(Recorded data)
┌──
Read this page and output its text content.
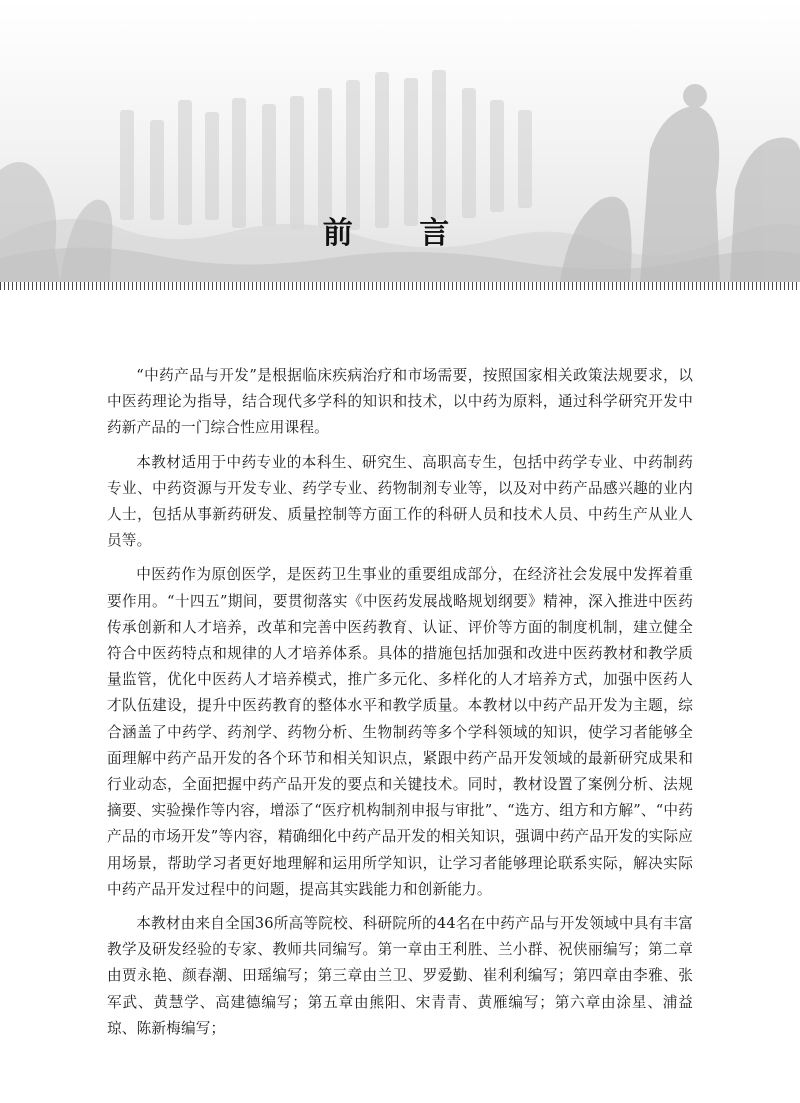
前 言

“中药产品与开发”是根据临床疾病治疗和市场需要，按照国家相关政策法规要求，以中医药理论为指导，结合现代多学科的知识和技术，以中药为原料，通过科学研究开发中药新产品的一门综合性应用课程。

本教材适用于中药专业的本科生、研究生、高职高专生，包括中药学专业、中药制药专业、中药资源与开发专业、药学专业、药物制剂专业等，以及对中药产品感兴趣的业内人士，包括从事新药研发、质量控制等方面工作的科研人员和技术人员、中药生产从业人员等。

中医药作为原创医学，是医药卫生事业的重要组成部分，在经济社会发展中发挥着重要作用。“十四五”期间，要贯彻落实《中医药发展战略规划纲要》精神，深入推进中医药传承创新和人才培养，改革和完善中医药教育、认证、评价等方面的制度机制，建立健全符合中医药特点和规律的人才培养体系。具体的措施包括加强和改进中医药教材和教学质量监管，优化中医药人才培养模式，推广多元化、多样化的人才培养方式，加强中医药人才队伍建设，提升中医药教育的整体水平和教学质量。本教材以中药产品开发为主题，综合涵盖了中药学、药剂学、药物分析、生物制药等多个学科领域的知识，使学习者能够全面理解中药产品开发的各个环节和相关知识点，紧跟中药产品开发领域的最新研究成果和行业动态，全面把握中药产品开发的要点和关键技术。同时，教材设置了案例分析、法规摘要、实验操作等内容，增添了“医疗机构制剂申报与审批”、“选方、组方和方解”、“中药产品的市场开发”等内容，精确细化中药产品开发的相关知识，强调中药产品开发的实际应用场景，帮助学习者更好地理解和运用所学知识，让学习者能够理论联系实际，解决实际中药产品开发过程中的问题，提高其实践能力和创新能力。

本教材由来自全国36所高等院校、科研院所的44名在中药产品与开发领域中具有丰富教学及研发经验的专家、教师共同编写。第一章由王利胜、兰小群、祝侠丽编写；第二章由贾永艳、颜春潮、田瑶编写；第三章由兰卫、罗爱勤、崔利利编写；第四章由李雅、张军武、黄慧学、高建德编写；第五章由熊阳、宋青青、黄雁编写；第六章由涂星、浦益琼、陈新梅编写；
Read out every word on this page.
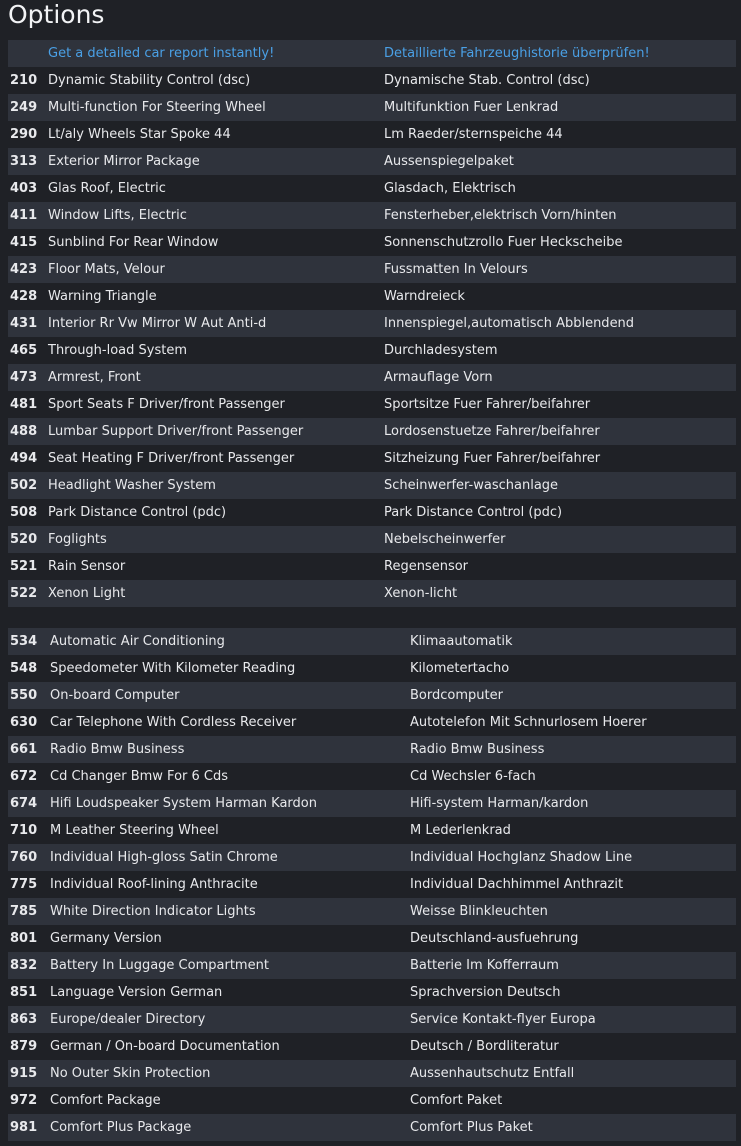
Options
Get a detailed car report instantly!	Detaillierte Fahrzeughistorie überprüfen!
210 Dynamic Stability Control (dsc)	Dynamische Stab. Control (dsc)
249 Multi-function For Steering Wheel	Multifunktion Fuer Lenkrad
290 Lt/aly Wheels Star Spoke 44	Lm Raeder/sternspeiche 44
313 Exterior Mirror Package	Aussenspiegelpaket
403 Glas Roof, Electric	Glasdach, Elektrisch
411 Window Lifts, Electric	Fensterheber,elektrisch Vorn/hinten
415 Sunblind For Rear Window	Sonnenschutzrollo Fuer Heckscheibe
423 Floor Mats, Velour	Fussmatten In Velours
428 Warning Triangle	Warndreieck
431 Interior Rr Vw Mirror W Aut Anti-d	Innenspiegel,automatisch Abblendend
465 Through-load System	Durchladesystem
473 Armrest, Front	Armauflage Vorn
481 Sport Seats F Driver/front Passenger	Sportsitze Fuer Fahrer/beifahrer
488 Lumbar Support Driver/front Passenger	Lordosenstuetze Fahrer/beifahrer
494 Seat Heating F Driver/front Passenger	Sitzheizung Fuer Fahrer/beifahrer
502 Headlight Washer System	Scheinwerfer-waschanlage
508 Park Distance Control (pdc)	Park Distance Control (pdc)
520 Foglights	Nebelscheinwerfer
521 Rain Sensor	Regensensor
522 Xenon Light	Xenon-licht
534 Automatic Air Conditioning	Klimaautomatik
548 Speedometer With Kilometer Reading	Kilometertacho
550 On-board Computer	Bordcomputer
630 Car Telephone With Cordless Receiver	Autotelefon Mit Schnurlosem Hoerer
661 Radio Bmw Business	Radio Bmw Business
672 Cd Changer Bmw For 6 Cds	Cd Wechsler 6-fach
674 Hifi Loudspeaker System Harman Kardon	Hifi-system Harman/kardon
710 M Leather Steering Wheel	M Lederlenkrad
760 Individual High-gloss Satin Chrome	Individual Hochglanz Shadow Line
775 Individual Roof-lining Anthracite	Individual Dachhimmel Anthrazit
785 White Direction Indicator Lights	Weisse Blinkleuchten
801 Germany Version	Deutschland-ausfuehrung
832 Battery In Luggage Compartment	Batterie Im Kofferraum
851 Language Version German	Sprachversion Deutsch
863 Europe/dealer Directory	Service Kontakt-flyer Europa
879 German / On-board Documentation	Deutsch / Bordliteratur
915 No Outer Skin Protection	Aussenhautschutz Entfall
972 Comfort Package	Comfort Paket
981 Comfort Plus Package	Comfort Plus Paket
└──
┌──
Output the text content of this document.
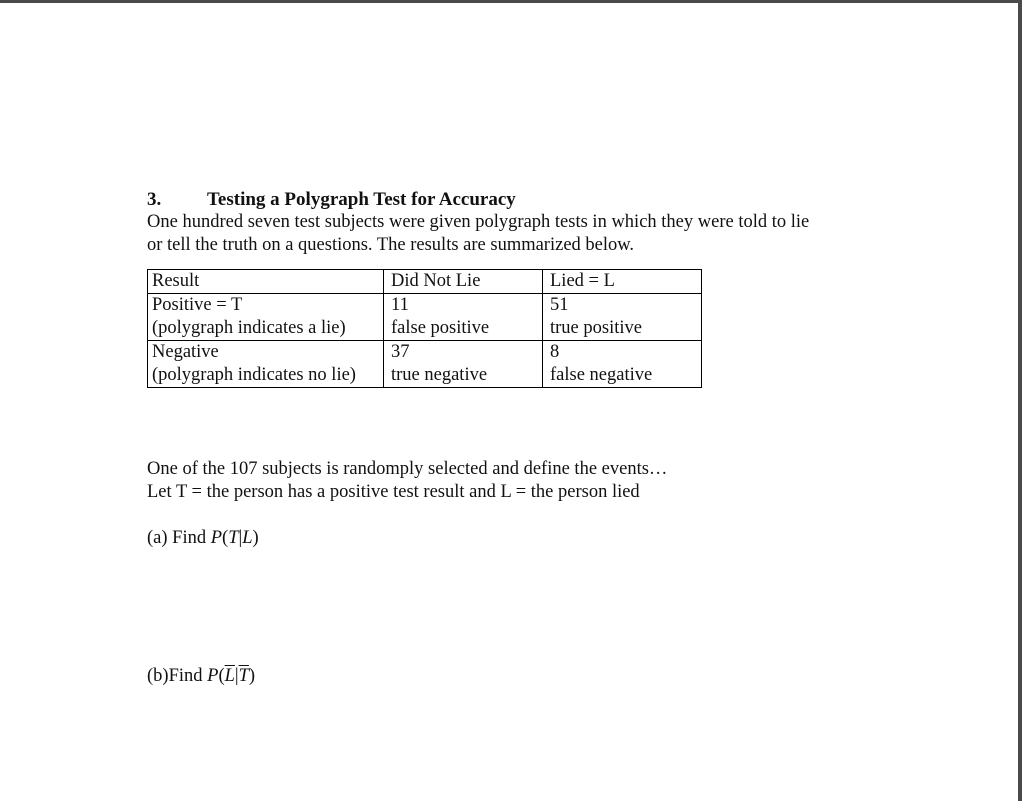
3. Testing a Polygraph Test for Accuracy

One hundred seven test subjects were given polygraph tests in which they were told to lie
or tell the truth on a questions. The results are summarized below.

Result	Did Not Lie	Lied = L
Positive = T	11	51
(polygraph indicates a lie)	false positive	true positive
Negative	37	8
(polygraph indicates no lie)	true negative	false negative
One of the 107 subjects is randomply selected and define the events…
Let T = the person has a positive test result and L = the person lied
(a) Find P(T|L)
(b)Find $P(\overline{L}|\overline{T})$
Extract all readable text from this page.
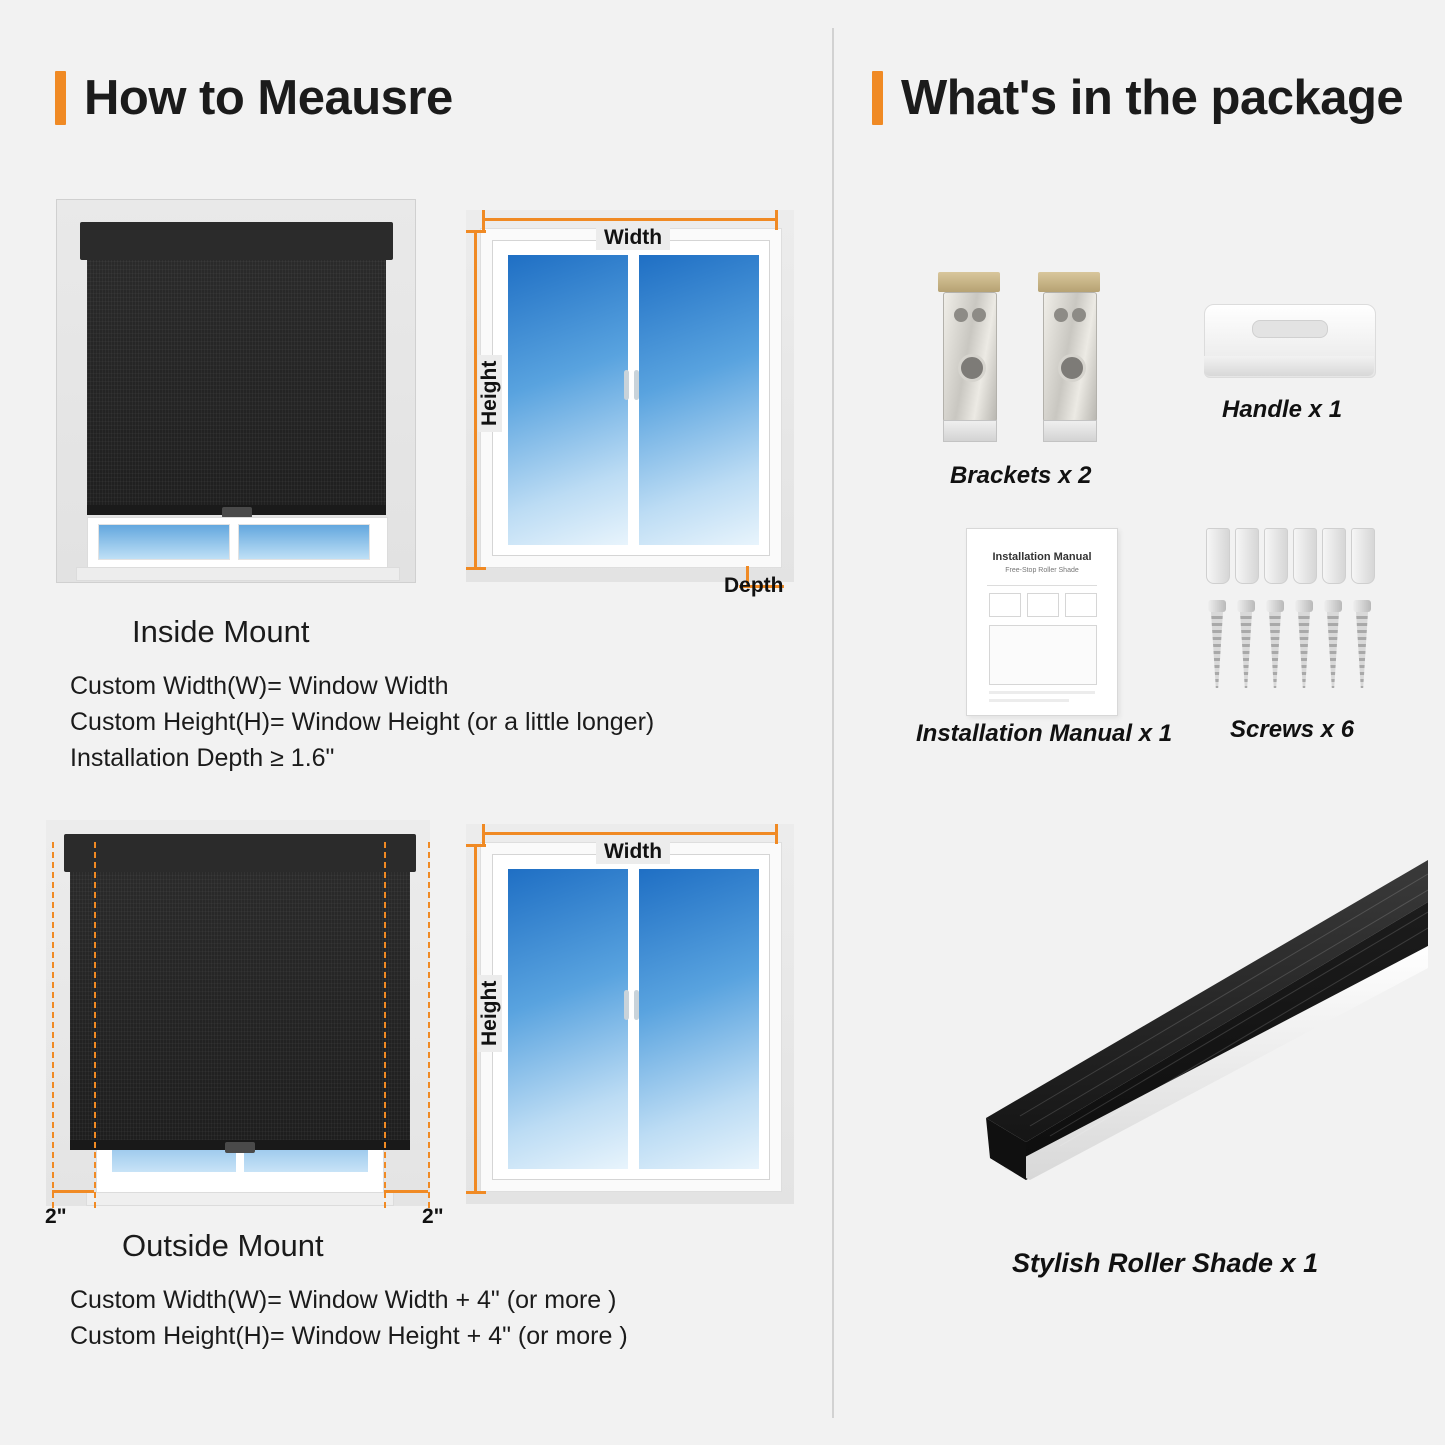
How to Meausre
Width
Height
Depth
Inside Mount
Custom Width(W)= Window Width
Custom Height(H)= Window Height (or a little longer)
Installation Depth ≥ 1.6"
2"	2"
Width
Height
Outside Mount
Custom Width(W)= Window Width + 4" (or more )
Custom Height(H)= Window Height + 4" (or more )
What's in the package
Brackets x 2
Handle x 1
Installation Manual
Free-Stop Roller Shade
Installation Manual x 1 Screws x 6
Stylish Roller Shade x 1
└──
┌──
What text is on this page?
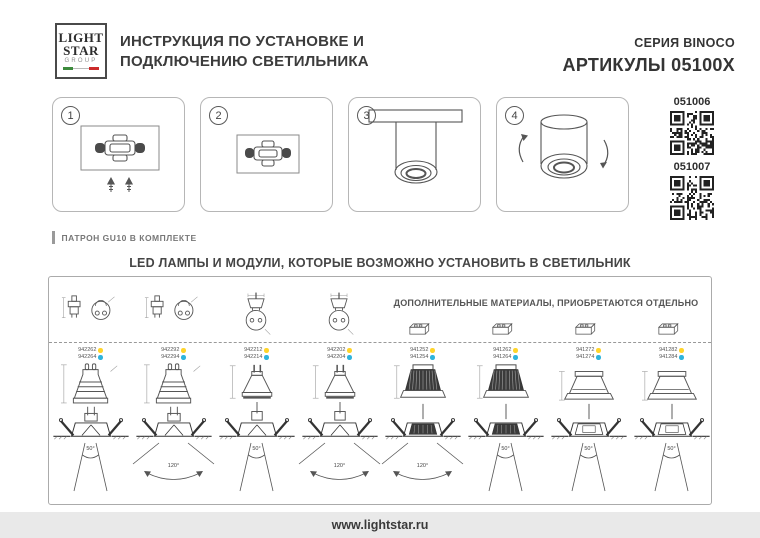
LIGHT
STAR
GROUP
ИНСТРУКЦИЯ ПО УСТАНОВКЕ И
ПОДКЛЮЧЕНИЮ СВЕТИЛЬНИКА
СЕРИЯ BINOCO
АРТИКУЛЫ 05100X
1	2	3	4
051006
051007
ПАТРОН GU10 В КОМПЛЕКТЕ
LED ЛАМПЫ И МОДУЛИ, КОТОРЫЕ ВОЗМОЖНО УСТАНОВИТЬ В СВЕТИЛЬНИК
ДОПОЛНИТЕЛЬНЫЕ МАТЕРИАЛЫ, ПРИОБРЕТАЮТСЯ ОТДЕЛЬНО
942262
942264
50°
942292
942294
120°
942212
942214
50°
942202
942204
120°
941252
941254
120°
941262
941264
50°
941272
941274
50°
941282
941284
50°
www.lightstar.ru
└──
● EXERCISE INSTRUCTIONS:
Pull every line containing the word "Manual" out of the entries above.

● FINAL RESULT:
Installation Manual
Installation Manual x 1 Screws x 6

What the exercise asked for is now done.